----- TASK DATA -----
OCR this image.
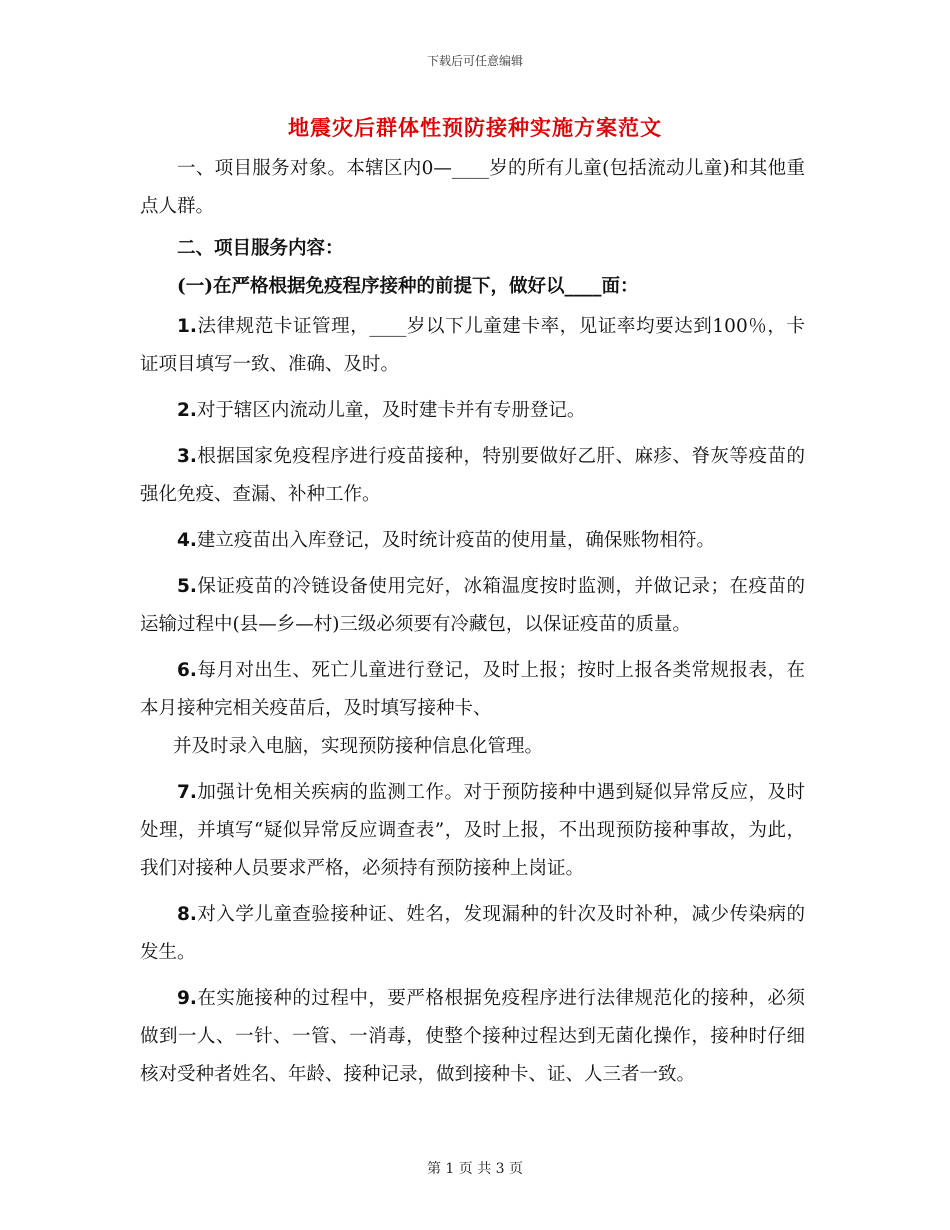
下载后可任意编辑
地震灾后群体性预防接种实施方案范文

一、项目服务对象。本辖区内0—____岁的所有儿童(包括流动儿童)和其他重点人群。

二、项目服务内容：

(一)在严格根据免疫程序接种的前提下，做好以____面：

1.法律规范卡证管理，____岁以下儿童建卡率，见证率均要达到100％，卡证项目填写一致、准确、及时。

2.对于辖区内流动儿童，及时建卡并有专册登记。

3.根据国家免疫程序进行疫苗接种，特别要做好乙肝、麻疹、脊灰等疫苗的强化免疫、查漏、补种工作。

4.建立疫苗出入库登记，及时统计疫苗的使用量，确保账物相符。

5.保证疫苗的冷链设备使用完好，冰箱温度按时监测，并做记录；在疫苗的运输过程中(县—乡—村)三级必须要有冷藏包，以保证疫苗的质量。

6.每月对出生、死亡儿童进行登记，及时上报；按时上报各类常规报表，在本月接种完相关疫苗后，及时填写接种卡、

并及时录入电脑，实现预防接种信息化管理。

7.加强计免相关疾病的监测工作。对于预防接种中遇到疑似异常反应，及时处理，并填写“疑似异常反应调查表”，及时上报，不出现预防接种事故，为此，我们对接种人员要求严格，必须持有预防接种上岗证。

8.对入学儿童查验接种证、姓名，发现漏种的针次及时补种，减少传染病的发生。

9.在实施接种的过程中，要严格根据免疫程序进行法律规范化的接种，必须做到一人、一针、一管、一消毒，使整个接种过程达到无菌化操作，接种时仔细核对受种者姓名、年龄、接种记录，做到接种卡、证、人三者一致。

第 1 页 共 3 页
-----
**EXERCISE GOAL:** Every entry must be reproduced exactly, with the images left out.

**WRITTEN ANSWER:**
OCR this image.
下载后可任意编辑
地震灾后群体性预防接种实施方案范文

一、项目服务对象。本辖区内0—____岁的所有儿童(包括流动儿童)和其他重点人群。

二、项目服务内容：

(一)在严格根据免疫程序接种的前提下，做好以____面：

1.法律规范卡证管理，____岁以下儿童建卡率，见证率均要达到100％，卡证项目填写一致、准确、及时。

2.对于辖区内流动儿童，及时建卡并有专册登记。

3.根据国家免疫程序进行疫苗接种，特别要做好乙肝、麻疹、脊灰等疫苗的强化免疫、查漏、补种工作。

4.建立疫苗出入库登记，及时统计疫苗的使用量，确保账物相符。

5.保证疫苗的冷链设备使用完好，冰箱温度按时监测，并做记录；在疫苗的运输过程中(县—乡—村)三级必须要有冷藏包，以保证疫苗的质量。

6.每月对出生、死亡儿童进行登记，及时上报；按时上报各类常规报表，在本月接种完相关疫苗后，及时填写接种卡、

并及时录入电脑，实现预防接种信息化管理。

7.加强计免相关疾病的监测工作。对于预防接种中遇到疑似异常反应，及时处理，并填写“疑似异常反应调查表”，及时上报，不出现预防接种事故，为此，我们对接种人员要求严格，必须持有预防接种上岗证。

8.对入学儿童查验接种证、姓名，发现漏种的针次及时补种，减少传染病的发生。

9.在实施接种的过程中，要严格根据免疫程序进行法律规范化的接种，必须做到一人、一针、一管、一消毒，使整个接种过程达到无菌化操作，接种时仔细核对受种者姓名、年龄、接种记录，做到接种卡、证、人三者一致。

第 1 页 共 3 页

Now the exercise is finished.